• [GIVEN EXERCISE]:
Leave out every picture, then transcribe the rest of the listing exactly.

• [GIVEN RECORDS]:

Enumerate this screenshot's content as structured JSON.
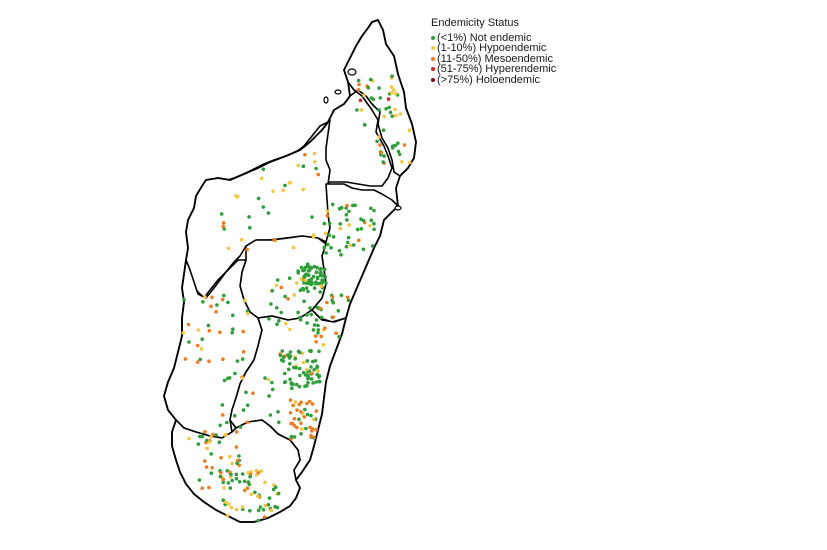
{
  "legend": {
    "title": "Endemicity Status",
    "items": [
      {
        "label": "(<1%) Not endemic",
        "color": "#2e9e3a"
      },
      {
        "label": "(1-10%) Hypoendemic",
        "color": "#f5c542"
      },
      {
        "label": "(11-50%) Mesoendemic",
        "color": "#f07a1e"
      },
      {
        "label": "(51-75%) Hyperendemic",
        "color": "#d9241f"
      },
      {
        "label": "(>75%) Holoendemic",
        "color": "#8b0015"
      }
    ]
  }
}
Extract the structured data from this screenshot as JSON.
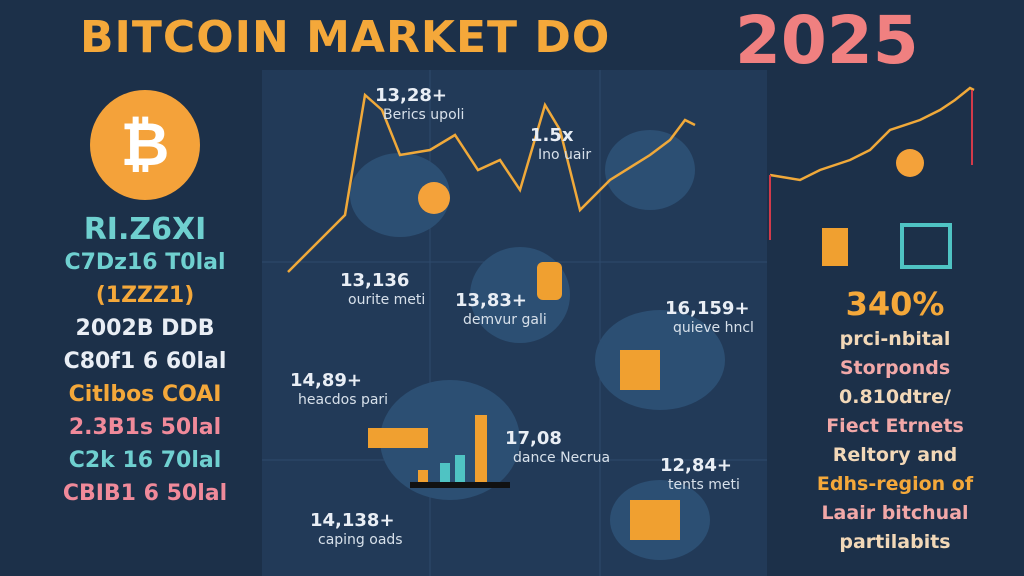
{
  "header": {
    "title": "BITCOIN MARKET DO",
    "year": "2025"
  },
  "left_stats": {
    "headline": "RI.Z6XI",
    "lines": [
      "C7Dz16 T0lal",
      "(1ZZZ1)",
      "2002B DDB",
      "C80f1 6 60lal",
      "Citlbos COAI",
      "2.3B1s 50lal",
      "C2k 16 70lal",
      "CBIB1 6 50lal"
    ]
  },
  "callouts": [
    {
      "value": "13,28+",
      "label": "Berics upoli"
    },
    {
      "value": "1.5x",
      "label": "Ino uair"
    },
    {
      "value": "13,136",
      "label": "ourite meti"
    },
    {
      "value": "13,83+",
      "label": "demvur gali"
    },
    {
      "value": "16,159+",
      "label": "quieve hncl"
    },
    {
      "value": "14,89+",
      "label": "heacdos pari"
    },
    {
      "value": "17,08",
      "label": "dance Necrua"
    },
    {
      "value": "12,84+",
      "label": "tents meti"
    },
    {
      "value": "14,138+",
      "label": "caping oads"
    }
  ],
  "right_panel": {
    "percent": "340%",
    "lines": [
      "prci-nbital",
      "Storponds",
      "0.810dtre/",
      "Fiect Etrnets",
      "Reltory and",
      "Edhs-region of",
      "Laair bitchual",
      "partilabits"
    ]
  }
}
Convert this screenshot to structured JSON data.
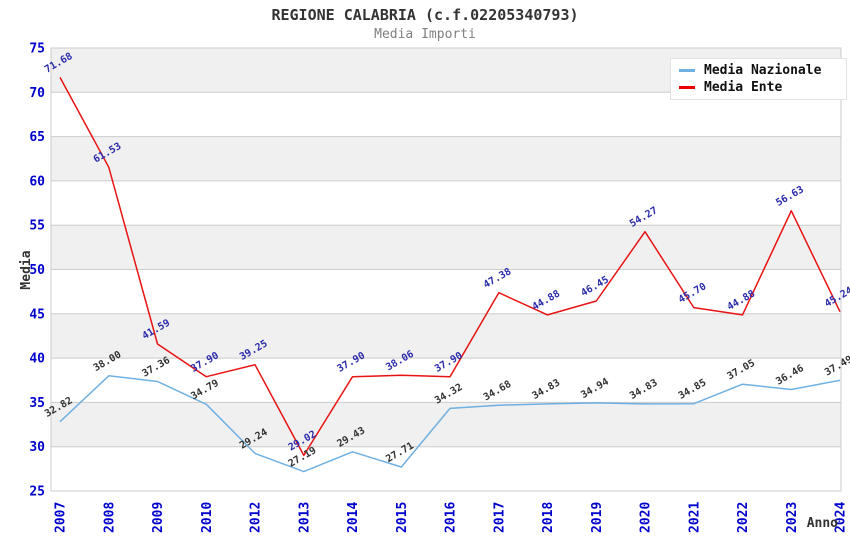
{
  "title": "REGIONE CALABRIA (c.f.02205340793)",
  "subtitle": "Media Importi",
  "axes": {
    "y_label": "Media",
    "x_label": "Anno"
  },
  "legend": {
    "items": [
      {
        "label": "Media Nazionale",
        "color": "#6fb0e2"
      },
      {
        "label": "Media Ente",
        "color": "#ee0000"
      }
    ]
  },
  "colors": {
    "band": "#f0f0f0",
    "grid": "#cccccc",
    "axis_tick": "#0000cc",
    "title": "#333333",
    "subtitle": "#808080",
    "axis_title": "#333333"
  },
  "chart_data": {
    "type": "line",
    "title": "REGIONE CALABRIA (c.f.02205340793)",
    "subtitle": "Media Importi",
    "xlabel": "Anno",
    "ylabel": "Media",
    "ylim": [
      25,
      75
    ],
    "y_ticks": [
      25,
      30,
      35,
      40,
      45,
      50,
      55,
      60,
      65,
      70,
      75
    ],
    "grid": true,
    "alternating_bands": true,
    "legend_position": "top-right",
    "categories": [
      "2007",
      "2008",
      "2009",
      "2010",
      "2012",
      "2013",
      "2014",
      "2015",
      "2016",
      "2017",
      "2018",
      "2019",
      "2020",
      "2021",
      "2022",
      "2023",
      "2024"
    ],
    "series": [
      {
        "name": "Media Nazionale",
        "color": "#6fb0e2",
        "label_color": "#333333",
        "values": [
          32.82,
          38.0,
          37.36,
          34.79,
          29.24,
          27.19,
          29.43,
          27.71,
          34.32,
          34.68,
          34.83,
          34.94,
          34.83,
          34.85,
          37.05,
          36.46,
          37.49
        ]
      },
      {
        "name": "Media Ente",
        "color": "#e81313",
        "label_color": "#2b2bab",
        "values": [
          71.68,
          61.53,
          41.59,
          37.9,
          39.25,
          29.02,
          37.9,
          38.06,
          37.9,
          47.38,
          44.88,
          46.45,
          54.27,
          45.7,
          44.88,
          56.63,
          45.24
        ]
      }
    ]
  }
}
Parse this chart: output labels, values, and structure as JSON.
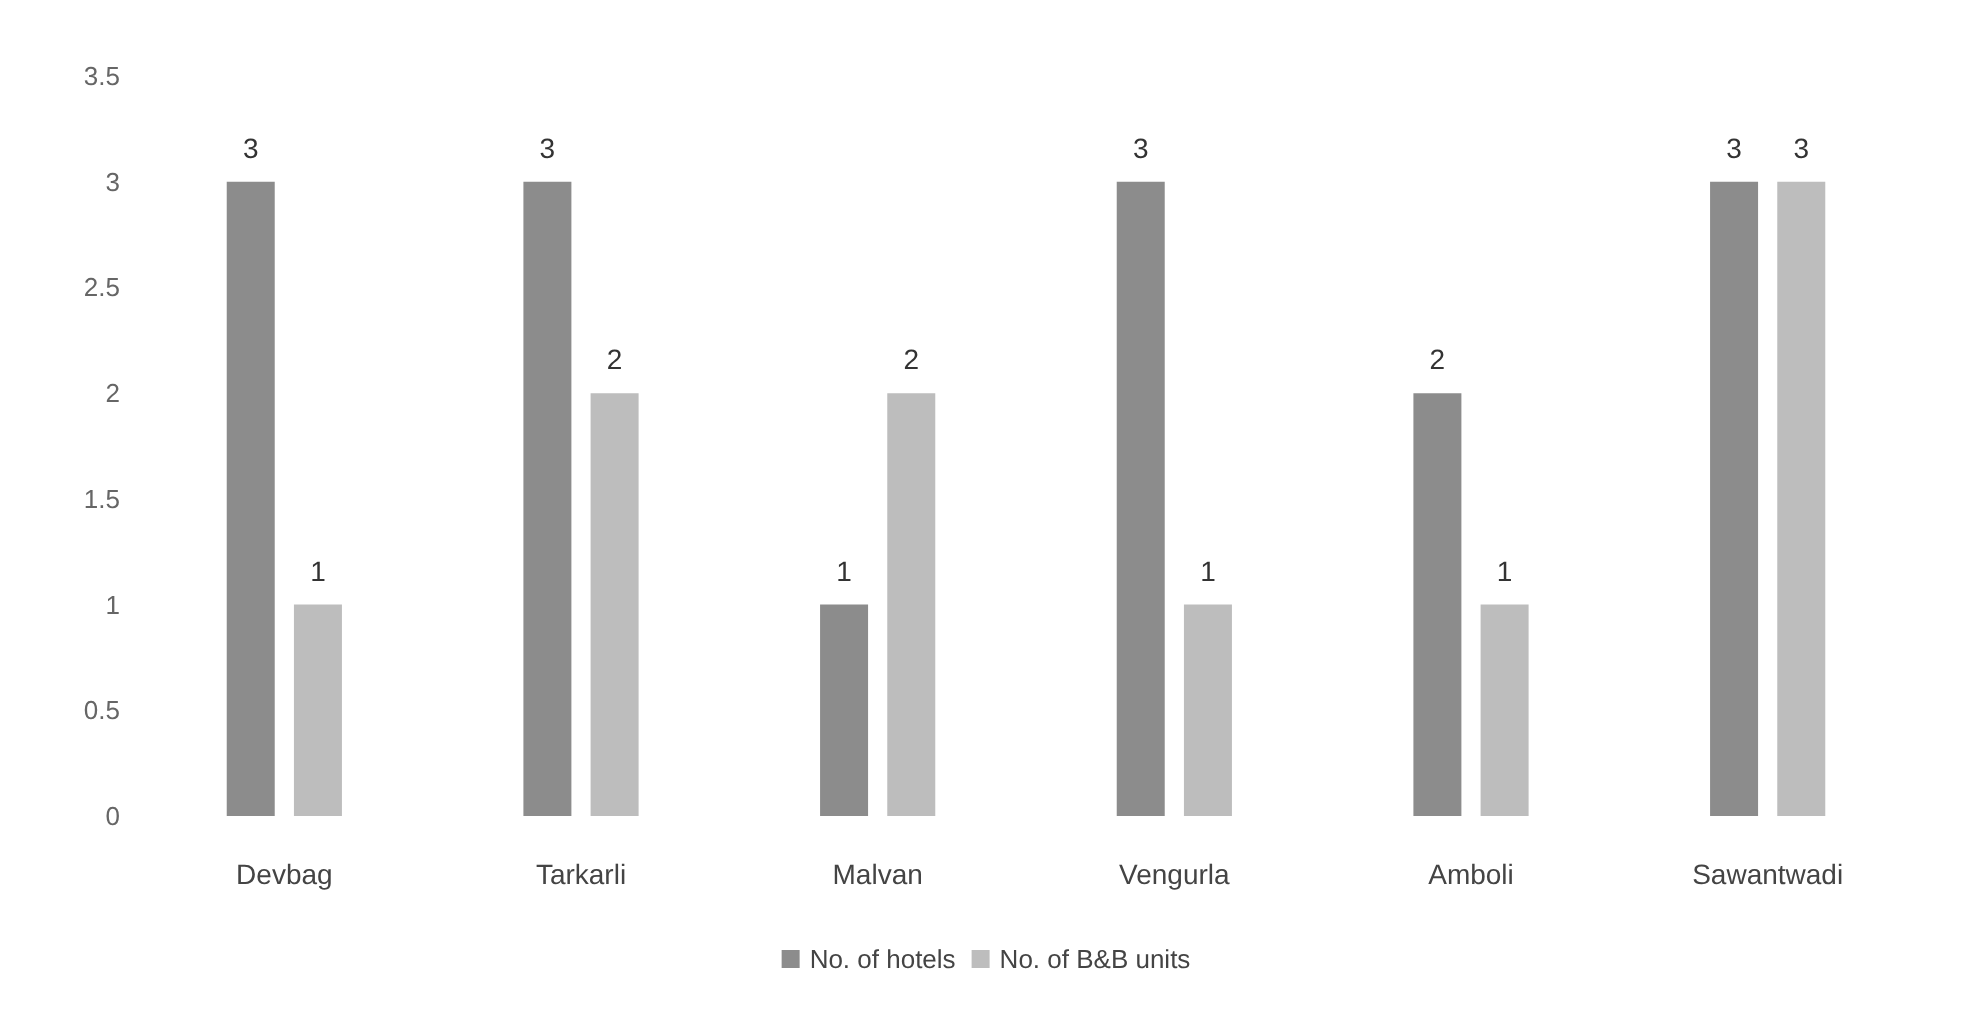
{
  "chart_data": {
    "type": "bar",
    "categories": [
      "Devbag",
      "Tarkarli",
      "Malvan",
      "Vengurla",
      "Amboli",
      "Sawantwadi"
    ],
    "series": [
      {
        "name": "No. of hotels",
        "color": "#8c8c8c",
        "values": [
          3,
          3,
          1,
          3,
          2,
          3
        ]
      },
      {
        "name": "No. of B&B units",
        "color": "#bdbdbd",
        "values": [
          1,
          2,
          2,
          1,
          1,
          3
        ]
      }
    ],
    "ylim": [
      0,
      3.5
    ],
    "yticks": [
      0,
      0.5,
      1,
      1.5,
      2,
      2.5,
      3,
      3.5
    ],
    "grid": false,
    "legend": "bottom",
    "data_labels": true
  }
}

• [EXERCISE RESPONSE]:
Enumerate this screenshot's content as structured JSON.
{
  "legend": {
    "title": "Endemicity Status",
    "items": [
      {
        "label": "(<1%) Not endemic",
        "color": "#2e9e3a"
      },
      {
        "label": "(1-10%) Hypoendemic",
        "color": "#f5c542"
      },
      {
        "label": "(11-50%) Mesoendemic",
        "color": "#f07a1e"
      },
      {
        "label": "(51-75%) Hyperendemic",
        "color": "#d9241f"
      },
      {
        "label": "(>75%) Holoendemic",
        "color": "#8b0015"
      }
    ]
  }
}
Extract the structured data from this screenshot as JSON.
{
  "header": {
    "title": "BITCOIN MARKET DO",
    "year": "2025"
  },
  "left_stats": {
    "headline": "RI.Z6XI",
    "lines": [
      "C7Dz16 T0lal",
      "(1ZZZ1)",
      "2002B DDB",
      "C80f1 6 60lal",
      "Citlbos COAI",
      "2.3B1s 50lal",
      "C2k 16 70lal",
      "CBIB1 6 50lal"
    ]
  },
  "callouts": [
    {
      "value": "13,28+",
      "label": "Berics upoli"
    },
    {
      "value": "1.5x",
      "label": "Ino uair"
    },
    {
      "value": "13,136",
      "label": "ourite meti"
    },
    {
      "value": "13,83+",
      "label": "demvur gali"
    },
    {
      "value": "16,159+",
      "label": "quieve hncl"
    },
    {
      "value": "14,89+",
      "label": "heacdos pari"
    },
    {
      "value": "17,08",
      "label": "dance Necrua"
    },
    {
      "value": "12,84+",
      "label": "tents meti"
    },
    {
      "value": "14,138+",
      "label": "caping oads"
    }
  ],
  "right_panel": {
    "percent": "340%",
    "lines": [
      "prci-nbital",
      "Storponds",
      "0.810dtre/",
      "Fiect Etrnets",
      "Reltory and",
      "Edhs-region of",
      "Laair bitchual",
      "partilabits"
    ]
  }
}
Convert this screenshot to structured JSON data.
{
  "title": "REGIONE CALABRIA (c.f.02205340793)",
  "subtitle": "Media Importi",
  "axes": {
    "y_label": "Media",
    "x_label": "Anno"
  },
  "legend": {
    "items": [
      {
        "label": "Media Nazionale",
        "color": "#6fb0e2"
      },
      {
        "label": "Media Ente",
        "color": "#ee0000"
      }
    ]
  },
  "colors": {
    "band": "#f0f0f0",
    "grid": "#cccccc",
    "axis_tick": "#0000cc",
    "title": "#333333",
    "subtitle": "#808080",
    "axis_title": "#333333"
  },
  "chart_data": {
    "type": "line",
    "title": "REGIONE CALABRIA (c.f.02205340793)",
    "subtitle": "Media Importi",
    "xlabel": "Anno",
    "ylabel": "Media",
    "ylim": [
      25,
      75
    ],
    "y_ticks": [
      25,
      30,
      35,
      40,
      45,
      50,
      55,
      60,
      65,
      70,
      75
    ],
    "grid": true,
    "alternating_bands": true,
    "legend_position": "top-right",
    "categories": [
      "2007",
      "2008",
      "2009",
      "2010",
      "2012",
      "2013",
      "2014",
      "2015",
      "2016",
      "2017",
      "2018",
      "2019",
      "2020",
      "2021",
      "2022",
      "2023",
      "2024"
    ],
    "series": [
      {
        "name": "Media Nazionale",
        "color": "#6fb0e2",
        "label_color": "#333333",
        "values": [
          32.82,
          38.0,
          37.36,
          34.79,
          29.24,
          27.19,
          29.43,
          27.71,
          34.32,
          34.68,
          34.83,
          34.94,
          34.83,
          34.85,
          37.05,
          36.46,
          37.49
        ]
      },
      {
        "name": "Media Ente",
        "color": "#e81313",
        "label_color": "#2b2bab",
        "values": [
          71.68,
          61.53,
          41.59,
          37.9,
          39.25,
          29.02,
          37.9,
          38.06,
          37.9,
          47.38,
          44.88,
          46.45,
          54.27,
          45.7,
          44.88,
          56.63,
          45.24
        ]
      }
    ]
  }
}
Parse this chart: output labels, values, and structure as JSON.
{
  "chart_data": {
    "type": "bar",
    "categories": [
      "Devbag",
      "Tarkarli",
      "Malvan",
      "Vengurla",
      "Amboli",
      "Sawantwadi"
    ],
    "series": [
      {
        "name": "No. of hotels",
        "color": "#8c8c8c",
        "values": [
          3,
          3,
          1,
          3,
          2,
          3
        ]
      },
      {
        "name": "No. of B&B units",
        "color": "#bdbdbd",
        "values": [
          1,
          2,
          2,
          1,
          1,
          3
        ]
      }
    ],
    "ylim": [
      0,
      3.5
    ],
    "yticks": [
      0,
      0.5,
      1,
      1.5,
      2,
      2.5,
      3,
      3.5
    ],
    "grid": false,
    "legend": "bottom",
    "data_labels": true
  }
}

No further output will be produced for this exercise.